** GIVEN PROBLEM A **
In the post on linear representations, what do overcomplete bases necessitate?
** GIVEN PROBLEM B **
Rewrite the post on linear representations from "- Neural networks" to "kind of interference.", changing "residual stream" to "hidden state".

** DOCUMENT **
--- begin ---
More concretely, as an oversimplified version of what I am saying, it might be possible to think of neural networks as a combined encoder and decoder to a linear vector space. I.e. we have nonlinear function f and g which encode the input x to a latent space z and g which decodes it to the output y -i.e. f(x) = z and g(z) = y. We the hypothesise that the latent space z is approximately linear such that we can perform addition and weighted sums of zs as well as scaling individual directions in z and these get decoded to the appropriate outputs which correspond to sums or scalings of 'natural' semantic features we should expect in the input or output.

Linear decoding also works pretty well for others' beliefs in humans: Single-neuronal predictions of others’ beliefs in humans

Reposting from a shortform post but I've been thinking about a possible additional argument that networks end up linear that I'd like some feedback on:

the tldr is that overcomplete bases necessitate linear representations

- Neural networks use overcomplete bases to represent concepts. Especially in vector spaces without non-linearity, such as the transformer's residual stream, there are just many more things that are stored in there than there are dimensions, and as Johnson Lindenstrauss shows, there are exponentially many almost-orthogonal directions to store them in (of course, we can't assume that they're stored linearly as directions, but if they were then there's
*lots*of space). (see also Toy models of transformers, sparse coding work) - Many different concepts may be active at once, and the model's ability to read a representation needs to be robust to this kind of interference.
--- end ---
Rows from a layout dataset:
--- begin ---
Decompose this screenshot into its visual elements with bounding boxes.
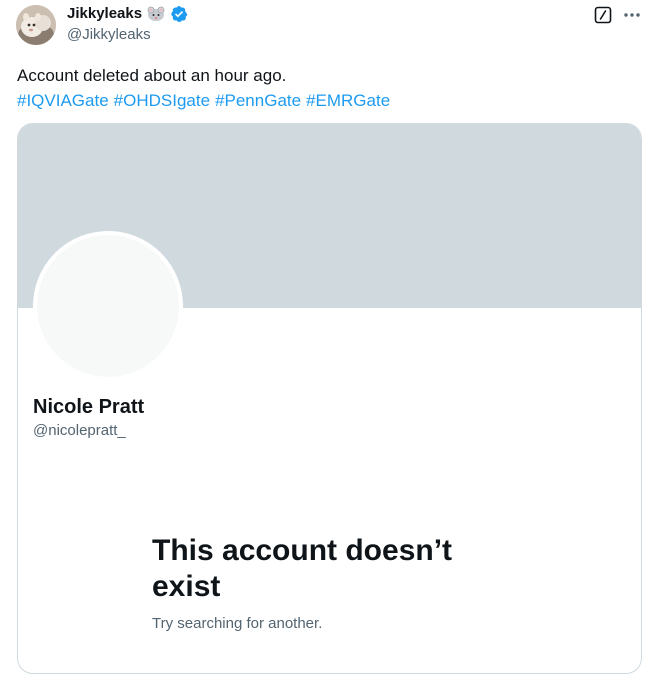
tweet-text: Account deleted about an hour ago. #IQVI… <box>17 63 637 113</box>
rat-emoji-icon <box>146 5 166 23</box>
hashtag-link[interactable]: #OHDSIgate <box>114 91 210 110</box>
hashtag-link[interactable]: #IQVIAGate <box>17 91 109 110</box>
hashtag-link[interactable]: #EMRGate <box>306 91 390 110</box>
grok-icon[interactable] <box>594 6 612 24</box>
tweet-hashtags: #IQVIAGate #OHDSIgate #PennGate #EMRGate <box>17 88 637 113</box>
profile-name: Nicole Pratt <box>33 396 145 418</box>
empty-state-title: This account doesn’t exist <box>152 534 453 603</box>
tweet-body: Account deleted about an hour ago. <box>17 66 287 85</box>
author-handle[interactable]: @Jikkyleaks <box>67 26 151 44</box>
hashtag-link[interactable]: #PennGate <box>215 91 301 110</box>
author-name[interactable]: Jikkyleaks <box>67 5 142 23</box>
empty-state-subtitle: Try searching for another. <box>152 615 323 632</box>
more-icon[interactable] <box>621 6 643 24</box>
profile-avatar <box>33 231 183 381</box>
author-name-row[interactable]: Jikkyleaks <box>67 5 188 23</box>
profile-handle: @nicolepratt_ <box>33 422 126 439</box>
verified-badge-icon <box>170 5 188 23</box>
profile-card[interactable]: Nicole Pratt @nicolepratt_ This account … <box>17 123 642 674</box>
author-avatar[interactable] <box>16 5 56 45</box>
--- end ---
--- begin ---
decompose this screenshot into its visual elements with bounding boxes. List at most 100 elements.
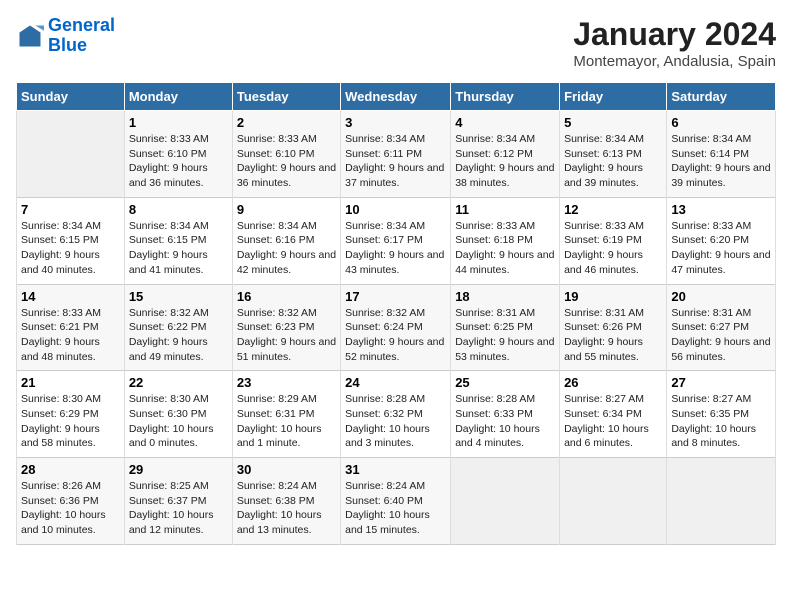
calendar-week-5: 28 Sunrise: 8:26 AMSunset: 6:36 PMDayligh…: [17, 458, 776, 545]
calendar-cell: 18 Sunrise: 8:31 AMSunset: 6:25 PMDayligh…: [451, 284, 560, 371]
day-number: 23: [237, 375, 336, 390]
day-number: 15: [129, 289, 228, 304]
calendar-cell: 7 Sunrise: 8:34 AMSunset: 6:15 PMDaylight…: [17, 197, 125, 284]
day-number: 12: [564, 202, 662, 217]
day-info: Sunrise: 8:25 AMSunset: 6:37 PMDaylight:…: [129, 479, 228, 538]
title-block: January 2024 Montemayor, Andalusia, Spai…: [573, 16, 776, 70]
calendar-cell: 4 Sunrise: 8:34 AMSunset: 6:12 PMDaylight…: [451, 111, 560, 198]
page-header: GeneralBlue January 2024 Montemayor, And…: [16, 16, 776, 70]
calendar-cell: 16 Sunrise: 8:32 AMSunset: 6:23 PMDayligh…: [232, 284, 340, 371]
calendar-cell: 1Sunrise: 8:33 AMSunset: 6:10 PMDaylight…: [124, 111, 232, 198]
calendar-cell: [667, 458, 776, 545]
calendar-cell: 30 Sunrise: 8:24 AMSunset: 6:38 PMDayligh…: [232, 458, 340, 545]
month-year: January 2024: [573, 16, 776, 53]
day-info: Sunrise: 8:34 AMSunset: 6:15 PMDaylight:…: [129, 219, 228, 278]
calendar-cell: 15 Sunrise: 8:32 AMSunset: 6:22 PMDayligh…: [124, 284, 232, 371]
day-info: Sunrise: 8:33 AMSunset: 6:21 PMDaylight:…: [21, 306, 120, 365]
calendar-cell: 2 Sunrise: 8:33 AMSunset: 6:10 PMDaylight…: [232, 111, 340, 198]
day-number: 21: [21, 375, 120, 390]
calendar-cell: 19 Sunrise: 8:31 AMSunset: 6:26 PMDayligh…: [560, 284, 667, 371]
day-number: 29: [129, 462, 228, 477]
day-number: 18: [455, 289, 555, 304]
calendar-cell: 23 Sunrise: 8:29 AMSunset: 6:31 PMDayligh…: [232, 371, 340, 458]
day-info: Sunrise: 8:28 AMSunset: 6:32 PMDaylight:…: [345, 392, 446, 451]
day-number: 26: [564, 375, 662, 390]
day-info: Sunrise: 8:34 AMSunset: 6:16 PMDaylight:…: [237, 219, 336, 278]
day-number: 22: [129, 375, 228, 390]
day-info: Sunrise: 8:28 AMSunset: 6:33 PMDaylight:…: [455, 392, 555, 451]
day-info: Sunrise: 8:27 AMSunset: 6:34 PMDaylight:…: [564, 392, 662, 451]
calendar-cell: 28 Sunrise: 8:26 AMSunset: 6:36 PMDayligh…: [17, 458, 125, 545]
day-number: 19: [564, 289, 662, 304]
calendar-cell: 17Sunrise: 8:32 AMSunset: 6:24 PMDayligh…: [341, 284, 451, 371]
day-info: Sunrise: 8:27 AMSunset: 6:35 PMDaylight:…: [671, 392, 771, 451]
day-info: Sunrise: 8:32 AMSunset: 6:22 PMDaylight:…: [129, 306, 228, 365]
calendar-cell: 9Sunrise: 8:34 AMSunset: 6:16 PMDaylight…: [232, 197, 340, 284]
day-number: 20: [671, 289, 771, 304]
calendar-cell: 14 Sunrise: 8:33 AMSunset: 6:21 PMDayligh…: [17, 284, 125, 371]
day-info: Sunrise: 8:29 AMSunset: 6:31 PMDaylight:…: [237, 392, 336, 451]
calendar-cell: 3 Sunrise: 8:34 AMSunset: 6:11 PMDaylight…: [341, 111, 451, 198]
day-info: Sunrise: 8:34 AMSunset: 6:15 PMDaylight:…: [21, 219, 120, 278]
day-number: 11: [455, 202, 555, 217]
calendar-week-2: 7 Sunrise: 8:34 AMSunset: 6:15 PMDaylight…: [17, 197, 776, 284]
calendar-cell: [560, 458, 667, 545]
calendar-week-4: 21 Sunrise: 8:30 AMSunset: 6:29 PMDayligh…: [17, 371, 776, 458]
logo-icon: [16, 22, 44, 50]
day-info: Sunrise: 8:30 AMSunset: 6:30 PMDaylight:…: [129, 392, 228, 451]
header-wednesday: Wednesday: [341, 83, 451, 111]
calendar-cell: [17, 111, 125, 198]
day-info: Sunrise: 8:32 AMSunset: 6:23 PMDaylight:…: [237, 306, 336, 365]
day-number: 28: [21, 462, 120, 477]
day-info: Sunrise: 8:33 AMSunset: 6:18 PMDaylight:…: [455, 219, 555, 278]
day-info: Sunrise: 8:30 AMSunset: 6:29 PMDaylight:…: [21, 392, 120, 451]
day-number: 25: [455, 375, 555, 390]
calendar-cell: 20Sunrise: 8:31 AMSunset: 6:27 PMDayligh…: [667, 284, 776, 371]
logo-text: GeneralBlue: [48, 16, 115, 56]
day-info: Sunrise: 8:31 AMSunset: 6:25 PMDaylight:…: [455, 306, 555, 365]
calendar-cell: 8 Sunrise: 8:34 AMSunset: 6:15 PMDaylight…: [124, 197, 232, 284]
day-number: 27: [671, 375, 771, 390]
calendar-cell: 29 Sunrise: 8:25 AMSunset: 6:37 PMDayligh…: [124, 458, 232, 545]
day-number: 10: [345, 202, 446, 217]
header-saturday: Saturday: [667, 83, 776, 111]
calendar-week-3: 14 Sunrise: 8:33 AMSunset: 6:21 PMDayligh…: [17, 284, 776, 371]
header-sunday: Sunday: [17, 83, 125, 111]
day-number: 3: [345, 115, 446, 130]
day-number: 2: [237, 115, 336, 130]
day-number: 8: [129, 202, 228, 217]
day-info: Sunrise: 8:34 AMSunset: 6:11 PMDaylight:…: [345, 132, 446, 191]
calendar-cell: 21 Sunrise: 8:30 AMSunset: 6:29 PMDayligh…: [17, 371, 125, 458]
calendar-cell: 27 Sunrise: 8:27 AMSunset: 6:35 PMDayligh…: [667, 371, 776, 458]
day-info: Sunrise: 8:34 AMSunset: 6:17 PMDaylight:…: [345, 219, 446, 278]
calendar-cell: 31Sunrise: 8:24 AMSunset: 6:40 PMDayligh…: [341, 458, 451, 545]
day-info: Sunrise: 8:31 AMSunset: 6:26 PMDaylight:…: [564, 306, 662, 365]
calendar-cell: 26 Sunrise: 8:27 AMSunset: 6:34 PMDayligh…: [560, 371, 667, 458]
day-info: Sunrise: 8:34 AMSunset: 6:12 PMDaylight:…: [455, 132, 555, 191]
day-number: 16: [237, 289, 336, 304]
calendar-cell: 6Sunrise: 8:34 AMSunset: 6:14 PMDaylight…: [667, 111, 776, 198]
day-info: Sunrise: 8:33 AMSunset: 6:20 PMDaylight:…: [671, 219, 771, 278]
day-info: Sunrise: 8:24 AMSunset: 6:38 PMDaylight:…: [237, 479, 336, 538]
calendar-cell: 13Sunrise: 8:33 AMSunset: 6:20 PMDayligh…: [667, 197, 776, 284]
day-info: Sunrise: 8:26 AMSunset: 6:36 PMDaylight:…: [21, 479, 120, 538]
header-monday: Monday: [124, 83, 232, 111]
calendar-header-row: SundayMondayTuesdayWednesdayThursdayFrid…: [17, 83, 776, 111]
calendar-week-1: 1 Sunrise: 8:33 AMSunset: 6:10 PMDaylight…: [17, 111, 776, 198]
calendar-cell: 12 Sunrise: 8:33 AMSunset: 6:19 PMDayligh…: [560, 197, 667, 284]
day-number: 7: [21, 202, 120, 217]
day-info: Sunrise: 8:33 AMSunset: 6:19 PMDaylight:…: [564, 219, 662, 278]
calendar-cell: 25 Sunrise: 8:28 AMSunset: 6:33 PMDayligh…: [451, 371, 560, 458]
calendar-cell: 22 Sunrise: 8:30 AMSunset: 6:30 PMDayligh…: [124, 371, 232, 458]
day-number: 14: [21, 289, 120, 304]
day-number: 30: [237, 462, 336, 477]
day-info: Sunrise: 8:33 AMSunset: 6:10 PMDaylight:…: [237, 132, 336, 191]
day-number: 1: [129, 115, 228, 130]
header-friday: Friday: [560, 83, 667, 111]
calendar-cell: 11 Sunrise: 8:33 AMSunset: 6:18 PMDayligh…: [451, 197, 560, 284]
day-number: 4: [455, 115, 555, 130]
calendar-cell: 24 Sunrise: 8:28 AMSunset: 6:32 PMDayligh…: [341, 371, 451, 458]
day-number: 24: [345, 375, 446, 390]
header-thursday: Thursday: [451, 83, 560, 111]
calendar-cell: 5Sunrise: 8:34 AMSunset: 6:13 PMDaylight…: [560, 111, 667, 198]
--- end ---
--- begin ---
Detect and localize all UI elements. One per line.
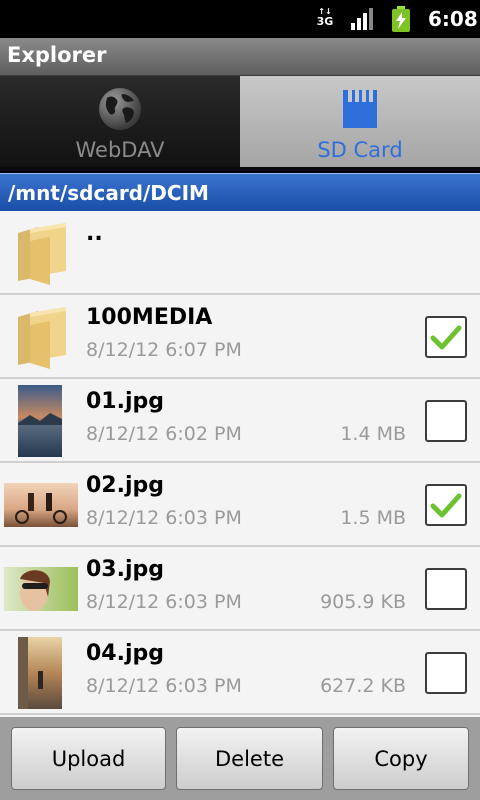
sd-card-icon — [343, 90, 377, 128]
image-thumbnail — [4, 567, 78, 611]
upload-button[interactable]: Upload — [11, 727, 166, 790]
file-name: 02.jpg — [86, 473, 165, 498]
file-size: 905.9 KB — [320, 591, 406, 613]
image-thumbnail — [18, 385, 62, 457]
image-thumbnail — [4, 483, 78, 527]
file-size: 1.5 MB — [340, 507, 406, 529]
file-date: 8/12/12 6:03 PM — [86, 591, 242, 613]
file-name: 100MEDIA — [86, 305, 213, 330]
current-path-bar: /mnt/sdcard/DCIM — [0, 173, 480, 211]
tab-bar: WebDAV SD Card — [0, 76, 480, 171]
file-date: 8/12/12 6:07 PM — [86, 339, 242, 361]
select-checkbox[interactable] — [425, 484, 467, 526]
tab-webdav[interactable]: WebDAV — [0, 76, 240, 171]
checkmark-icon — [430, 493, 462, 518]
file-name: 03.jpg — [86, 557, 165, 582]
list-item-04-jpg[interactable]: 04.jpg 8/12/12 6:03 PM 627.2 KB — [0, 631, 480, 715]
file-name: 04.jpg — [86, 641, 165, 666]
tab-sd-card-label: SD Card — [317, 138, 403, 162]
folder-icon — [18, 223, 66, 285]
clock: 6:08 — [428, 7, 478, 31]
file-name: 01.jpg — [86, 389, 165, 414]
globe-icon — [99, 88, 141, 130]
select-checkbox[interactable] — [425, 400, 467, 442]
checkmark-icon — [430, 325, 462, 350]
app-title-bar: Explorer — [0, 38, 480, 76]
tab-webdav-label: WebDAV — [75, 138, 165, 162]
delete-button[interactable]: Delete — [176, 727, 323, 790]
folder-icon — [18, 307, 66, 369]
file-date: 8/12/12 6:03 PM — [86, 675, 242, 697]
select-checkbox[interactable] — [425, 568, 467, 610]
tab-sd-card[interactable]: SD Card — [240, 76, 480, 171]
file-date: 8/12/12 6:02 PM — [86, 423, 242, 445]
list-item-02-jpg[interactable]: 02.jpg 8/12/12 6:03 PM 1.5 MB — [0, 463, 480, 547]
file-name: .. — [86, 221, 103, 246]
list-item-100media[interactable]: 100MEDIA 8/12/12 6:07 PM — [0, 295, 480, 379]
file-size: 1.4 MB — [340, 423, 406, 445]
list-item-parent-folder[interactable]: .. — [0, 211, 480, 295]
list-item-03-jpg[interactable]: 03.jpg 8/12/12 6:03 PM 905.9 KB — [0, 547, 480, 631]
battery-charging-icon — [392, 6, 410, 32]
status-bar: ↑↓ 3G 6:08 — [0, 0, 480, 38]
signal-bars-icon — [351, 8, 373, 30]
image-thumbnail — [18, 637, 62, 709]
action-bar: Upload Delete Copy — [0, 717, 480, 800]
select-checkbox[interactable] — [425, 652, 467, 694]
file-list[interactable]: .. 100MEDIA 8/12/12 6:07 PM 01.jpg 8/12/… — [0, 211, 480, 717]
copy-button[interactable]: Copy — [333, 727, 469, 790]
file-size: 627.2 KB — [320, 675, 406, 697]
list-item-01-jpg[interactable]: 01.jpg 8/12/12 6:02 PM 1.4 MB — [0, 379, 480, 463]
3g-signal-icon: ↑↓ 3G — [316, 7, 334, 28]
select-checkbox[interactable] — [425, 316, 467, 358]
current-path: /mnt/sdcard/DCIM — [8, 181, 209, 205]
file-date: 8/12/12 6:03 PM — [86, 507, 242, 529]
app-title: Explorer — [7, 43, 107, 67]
--- end ---
** EXPECTED OUTPUT A **
Linear representations.

** EXPECTED OUTPUT B **
- Neural networks use overcomplete bases to represent concepts. Especially in vector spaces without non-linearity, such as the transformer's hidden state, there are just many more things that are stored in there than there are dimensions, and as Johnson Lindenstrauss shows, there are exponentially many almost-orthogonal directions to store them in (of course, we can't assume that they're stored linearly as directions, but if they were then there's
*lots*of space). (see also Toy models of transformers, sparse coding work) - Many different concepts may be active at once, and the model's ability to read a representation needs to be robust to this kind of interference.